## Exercise goal
Pictures are not part of the copy; repeat everything else in the records exactly.

## The data

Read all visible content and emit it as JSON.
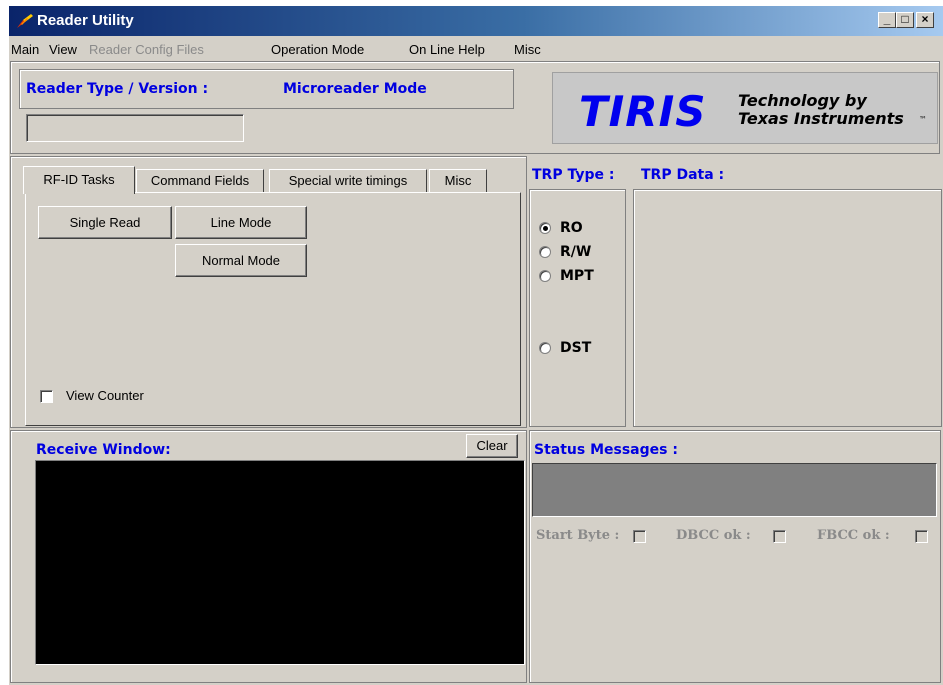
{
  "window": {
    "title": "Reader Utility",
    "controls": [
      "_",
      "□",
      "×"
    ]
  },
  "menu": [
    {
      "label": "Main",
      "enabled": true
    },
    {
      "label": "View",
      "enabled": true
    },
    {
      "label": "Reader Config Files",
      "enabled": false
    },
    {
      "label": "Operation Mode",
      "enabled": true
    },
    {
      "label": "On Line Help",
      "enabled": true
    },
    {
      "label": "Misc",
      "enabled": true
    }
  ],
  "reader": {
    "type_label": "Reader Type / Version :",
    "mode_label": "Microreader Mode",
    "version_value": ""
  },
  "logo": {
    "brand": "TIRIS",
    "line1": "Technology by",
    "line2": "Texas Instruments",
    "tm": "™"
  },
  "tabs": [
    {
      "label": "RF-ID Tasks",
      "active": true
    },
    {
      "label": "Command Fields",
      "active": false
    },
    {
      "label": "Special write timings",
      "active": false
    },
    {
      "label": "Misc",
      "active": false
    }
  ],
  "tasks": {
    "single_read": "Single Read",
    "line_mode": "Line Mode",
    "normal_mode": "Normal Mode",
    "view_counter": "View Counter",
    "view_counter_checked": false
  },
  "trp": {
    "type_label": "TRP Type :",
    "data_label": "TRP Data :",
    "options": [
      {
        "label": "RO",
        "selected": true
      },
      {
        "label": "R/W",
        "selected": false
      },
      {
        "label": "MPT",
        "selected": false
      },
      {
        "label": "DST",
        "selected": false
      }
    ]
  },
  "receive": {
    "label": "Receive Window:",
    "clear": "Clear"
  },
  "status": {
    "label": "Status Messages :",
    "start_byte": "Start Byte :",
    "dbcc": "DBCC ok :",
    "fbcc": "FBCC ok :"
  },
  "colors": {
    "face": "#d4d0c8",
    "accent_blue": "#0000e0",
    "terminal": "#000000",
    "status_box": "#808080"
  }
}
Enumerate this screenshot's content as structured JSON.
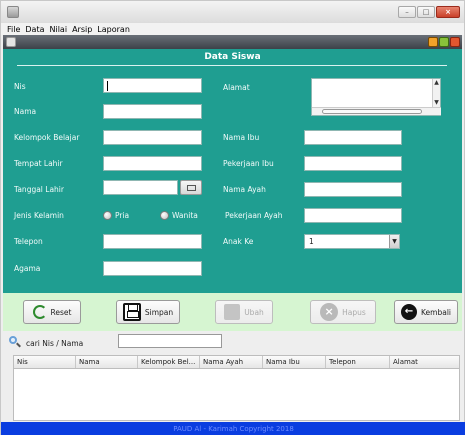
{
  "menu": [
    "File",
    "Data",
    "Nilai",
    "Arsip",
    "Laporan"
  ],
  "form": {
    "title": "Data Siswa",
    "left_labels": [
      "Nis",
      "Nama",
      "Kelompok Belajar",
      "Tempat Lahir",
      "Tanggal Lahir",
      "Jenis Kelamin",
      "Telepon",
      "Agama"
    ],
    "right_labels": [
      "Alamat",
      "Nama Ibu",
      "Pekerjaan Ibu",
      "Nama Ayah",
      "Pekerjaan Ayah",
      "Anak Ke"
    ],
    "gender_options": [
      "Pria",
      "Wanita"
    ],
    "anak_ke_value": "1"
  },
  "buttons": {
    "reset": "Reset",
    "simpan": "Simpan",
    "ubah": "Ubah",
    "hapus": "Hapus",
    "kembali": "Kembali"
  },
  "search": {
    "label": "cari Nis / Nama",
    "value": ""
  },
  "table": {
    "columns": [
      "Nis",
      "Nama",
      "Kelompok Bel...",
      "Nama Ayah",
      "Nama Ibu",
      "Telepon",
      "Alamat"
    ]
  },
  "footer": "PAUD Al - Karimah Copyright 2018",
  "colors": {
    "panel": "#1f9e91",
    "button_bar": "#d6f5d1",
    "footer": "#0a3de0"
  }
}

## Completed exercise
Read all visible content and emit it as JSON.
{
  "window": {
    "title": "Reader Utility",
    "controls": [
      "_",
      "□",
      "×"
    ]
  },
  "menu": [
    {
      "label": "Main",
      "enabled": true
    },
    {
      "label": "View",
      "enabled": true
    },
    {
      "label": "Reader Config Files",
      "enabled": false
    },
    {
      "label": "Operation Mode",
      "enabled": true
    },
    {
      "label": "On Line Help",
      "enabled": true
    },
    {
      "label": "Misc",
      "enabled": true
    }
  ],
  "reader": {
    "type_label": "Reader Type / Version :",
    "mode_label": "Microreader Mode",
    "version_value": ""
  },
  "logo": {
    "brand": "TIRIS",
    "line1": "Technology by",
    "line2": "Texas Instruments",
    "tm": "™"
  },
  "tabs": [
    {
      "label": "RF-ID Tasks",
      "active": true
    },
    {
      "label": "Command Fields",
      "active": false
    },
    {
      "label": "Special write timings",
      "active": false
    },
    {
      "label": "Misc",
      "active": false
    }
  ],
  "tasks": {
    "single_read": "Single Read",
    "line_mode": "Line Mode",
    "normal_mode": "Normal Mode",
    "view_counter": "View Counter",
    "view_counter_checked": false
  },
  "trp": {
    "type_label": "TRP Type :",
    "data_label": "TRP Data :",
    "options": [
      {
        "label": "RO",
        "selected": true
      },
      {
        "label": "R/W",
        "selected": false
      },
      {
        "label": "MPT",
        "selected": false
      },
      {
        "label": "DST",
        "selected": false
      }
    ]
  },
  "receive": {
    "label": "Receive Window:",
    "clear": "Clear"
  },
  "status": {
    "label": "Status Messages :",
    "start_byte": "Start Byte :",
    "dbcc": "DBCC ok :",
    "fbcc": "FBCC ok :"
  },
  "colors": {
    "face": "#d4d0c8",
    "accent_blue": "#0000e0",
    "terminal": "#000000",
    "status_box": "#808080"
  }
}
Enumerate this screenshot's content as structured JSON.
{
  "menu": [
    "File",
    "Data",
    "Nilai",
    "Arsip",
    "Laporan"
  ],
  "form": {
    "title": "Data Siswa",
    "left_labels": [
      "Nis",
      "Nama",
      "Kelompok Belajar",
      "Tempat Lahir",
      "Tanggal Lahir",
      "Jenis Kelamin",
      "Telepon",
      "Agama"
    ],
    "right_labels": [
      "Alamat",
      "Nama Ibu",
      "Pekerjaan Ibu",
      "Nama Ayah",
      "Pekerjaan Ayah",
      "Anak Ke"
    ],
    "gender_options": [
      "Pria",
      "Wanita"
    ],
    "anak_ke_value": "1"
  },
  "buttons": {
    "reset": "Reset",
    "simpan": "Simpan",
    "ubah": "Ubah",
    "hapus": "Hapus",
    "kembali": "Kembali"
  },
  "search": {
    "label": "cari Nis / Nama",
    "value": ""
  },
  "table": {
    "columns": [
      "Nis",
      "Nama",
      "Kelompok Bel...",
      "Nama Ayah",
      "Nama Ibu",
      "Telepon",
      "Alamat"
    ]
  },
  "footer": "PAUD Al - Karimah Copyright 2018",
  "colors": {
    "panel": "#1f9e91",
    "button_bar": "#d6f5d1",
    "footer": "#0a3de0"
  }
}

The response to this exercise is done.